ENTRIES SHOWN:
## begin

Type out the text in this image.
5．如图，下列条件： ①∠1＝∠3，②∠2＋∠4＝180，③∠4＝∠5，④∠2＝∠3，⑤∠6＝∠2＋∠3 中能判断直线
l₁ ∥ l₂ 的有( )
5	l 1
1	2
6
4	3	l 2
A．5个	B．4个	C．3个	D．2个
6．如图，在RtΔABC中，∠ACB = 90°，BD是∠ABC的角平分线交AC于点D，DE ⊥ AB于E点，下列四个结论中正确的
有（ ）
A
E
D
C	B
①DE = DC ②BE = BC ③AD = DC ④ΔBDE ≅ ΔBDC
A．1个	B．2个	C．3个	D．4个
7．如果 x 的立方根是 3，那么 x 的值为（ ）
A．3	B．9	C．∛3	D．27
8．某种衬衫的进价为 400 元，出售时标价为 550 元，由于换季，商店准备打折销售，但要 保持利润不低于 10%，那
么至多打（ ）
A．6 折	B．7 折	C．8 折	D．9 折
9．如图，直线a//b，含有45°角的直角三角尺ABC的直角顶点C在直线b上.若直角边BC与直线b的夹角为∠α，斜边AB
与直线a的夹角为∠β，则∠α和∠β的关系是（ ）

## end

EXERCISE INSTRUCTIONS:
Go through the material above line by line and copy it exactly.

SOLUTION TO THE EXERCISE:
Type out the text in this image.
5．如图，下列条件： ①∠1＝∠3，②∠2＋∠4＝180，③∠4＝∠5，④∠2＝∠3，⑤∠6＝∠2＋∠3 中能判断直线
l₁ ∥ l₂ 的有( )
5	l 1
1	2
6
4	3	l 2
A．5个	B．4个	C．3个	D．2个
6．如图，在RtΔABC中，∠ACB = 90°，BD是∠ABC的角平分线交AC于点D，DE ⊥ AB于E点，下列四个结论中正确的
有（ ）
A
E
D
C	B
①DE = DC ②BE = BC ③AD = DC ④ΔBDE ≅ ΔBDC
A．1个	B．2个	C．3个	D．4个
7．如果 x 的立方根是 3，那么 x 的值为（ ）
A．3	B．9	C．∛3	D．27
8．某种衬衫的进价为 400 元，出售时标价为 550 元，由于换季，商店准备打折销售，但要 保持利润不低于 10%，那
么至多打（ ）
A．6 折	B．7 折	C．8 折	D．9 折
9．如图，直线a//b，含有45°角的直角三角尺ABC的直角顶点C在直线b上.若直角边BC与直线b的夹角为∠α，斜边AB
与直线a的夹角为∠β，则∠α和∠β的关系是（ ）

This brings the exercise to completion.